[begin INPUT MATERIAL]
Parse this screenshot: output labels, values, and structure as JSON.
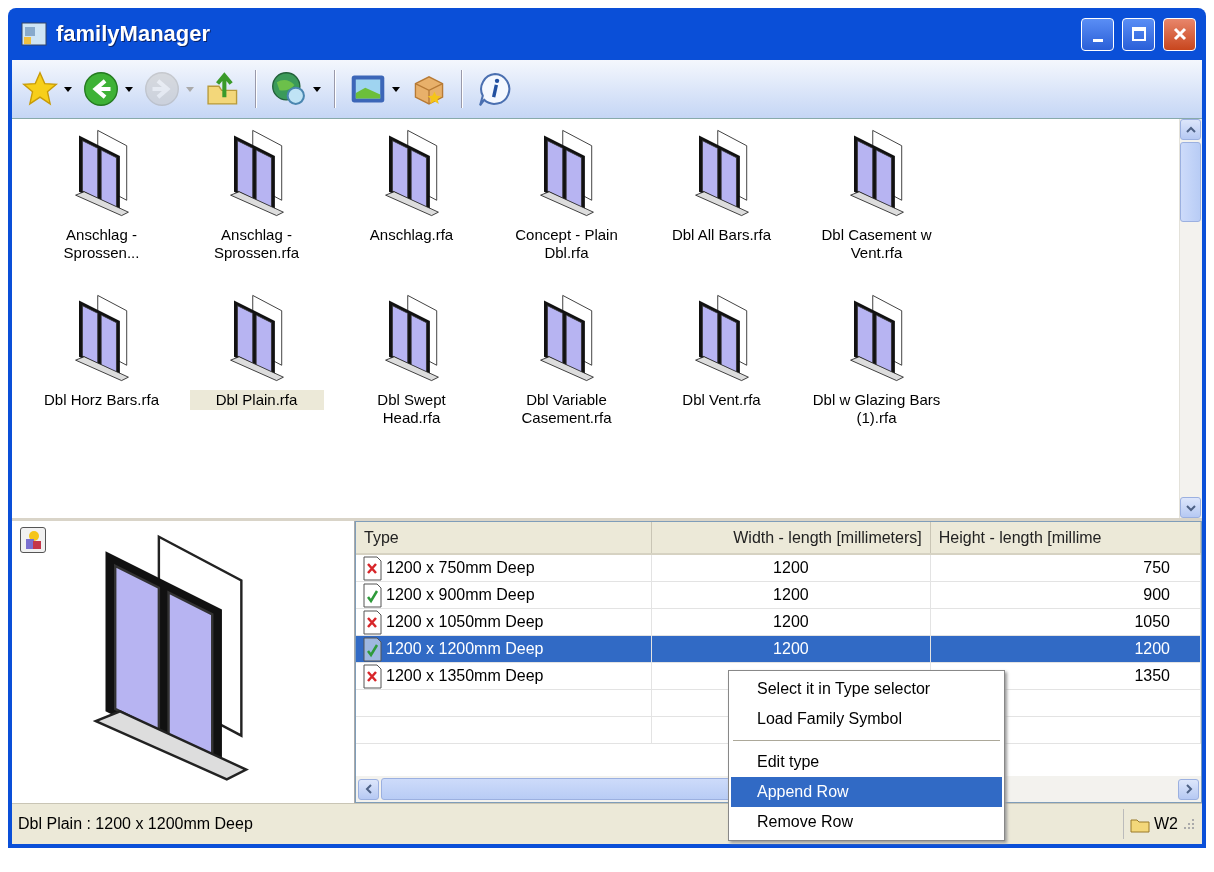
{
  "window": {
    "title": "familyManager"
  },
  "toolbar": [
    {
      "kind": "button",
      "dropdown": true,
      "disabled": false
    },
    {
      "kind": "button",
      "dropdown": true,
      "disabled": false
    },
    {
      "kind": "button",
      "dropdown": true,
      "disabled": true
    },
    {
      "kind": "button",
      "dropdown": false,
      "disabled": false
    },
    {
      "kind": "separator"
    },
    {
      "kind": "button",
      "dropdown": true,
      "disabled": false
    },
    {
      "kind": "separator"
    },
    {
      "kind": "button",
      "dropdown": true,
      "disabled": false
    },
    {
      "kind": "button",
      "dropdown": false,
      "disabled": false
    },
    {
      "kind": "separator"
    },
    {
      "kind": "button",
      "dropdown": false,
      "disabled": false
    }
  ],
  "files": [
    {
      "label": "Anschlag - Sprossen...",
      "selected": false
    },
    {
      "label": "Anschlag - Sprossen.rfa",
      "selected": false
    },
    {
      "label": "Anschlag.rfa",
      "selected": false
    },
    {
      "label": "Concept - Plain Dbl.rfa",
      "selected": false
    },
    {
      "label": "Dbl All Bars.rfa",
      "selected": false
    },
    {
      "label": "Dbl Casement w Vent.rfa",
      "selected": false
    },
    {
      "label": "Dbl Horz Bars.rfa",
      "selected": false
    },
    {
      "label": "Dbl Plain.rfa",
      "selected": true
    },
    {
      "label": "Dbl Swept Head.rfa",
      "selected": false
    },
    {
      "label": "Dbl Variable Casement.rfa",
      "selected": false
    },
    {
      "label": "Dbl Vent.rfa",
      "selected": false
    },
    {
      "label": "Dbl w Glazing Bars (1).rfa",
      "selected": false
    }
  ],
  "table": {
    "columns": [
      "Type",
      "Width - length [millimeters]",
      "Height - length [millime"
    ],
    "rows": [
      {
        "cells": [
          "1200 x 750mm Deep",
          "1200",
          "750"
        ],
        "loaded": false,
        "selected": false
      },
      {
        "cells": [
          "1200 x 900mm Deep",
          "1200",
          "900"
        ],
        "loaded": true,
        "selected": false
      },
      {
        "cells": [
          "1200 x 1050mm Deep",
          "1200",
          "1050"
        ],
        "loaded": false,
        "selected": false
      },
      {
        "cells": [
          "1200 x 1200mm Deep",
          "1200",
          "1200"
        ],
        "loaded": true,
        "selected": true
      },
      {
        "cells": [
          "1200 x 1350mm Deep",
          "",
          "1350"
        ],
        "loaded": false,
        "selected": false
      }
    ]
  },
  "context_menu": [
    {
      "kind": "item",
      "label": "Select it in Type selector",
      "selected": false
    },
    {
      "kind": "item",
      "label": "Load Family Symbol",
      "selected": false
    },
    {
      "kind": "separator"
    },
    {
      "kind": "item",
      "label": "Edit type",
      "selected": false
    },
    {
      "kind": "item",
      "label": "Append Row",
      "selected": true
    },
    {
      "kind": "item",
      "label": "Remove Row",
      "selected": false
    }
  ],
  "status_bar": {
    "text": "Dbl Plain : 1200 x 1200mm Deep",
    "folder": "W2"
  }
}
[end INPUT MATERIAL]
EXERCISE DETAILS
Note each line of the entries that has "length" in it, and copy those lines.

THE OUTPUT
      "Width - length [millimeters]",
      "Height - length [millime"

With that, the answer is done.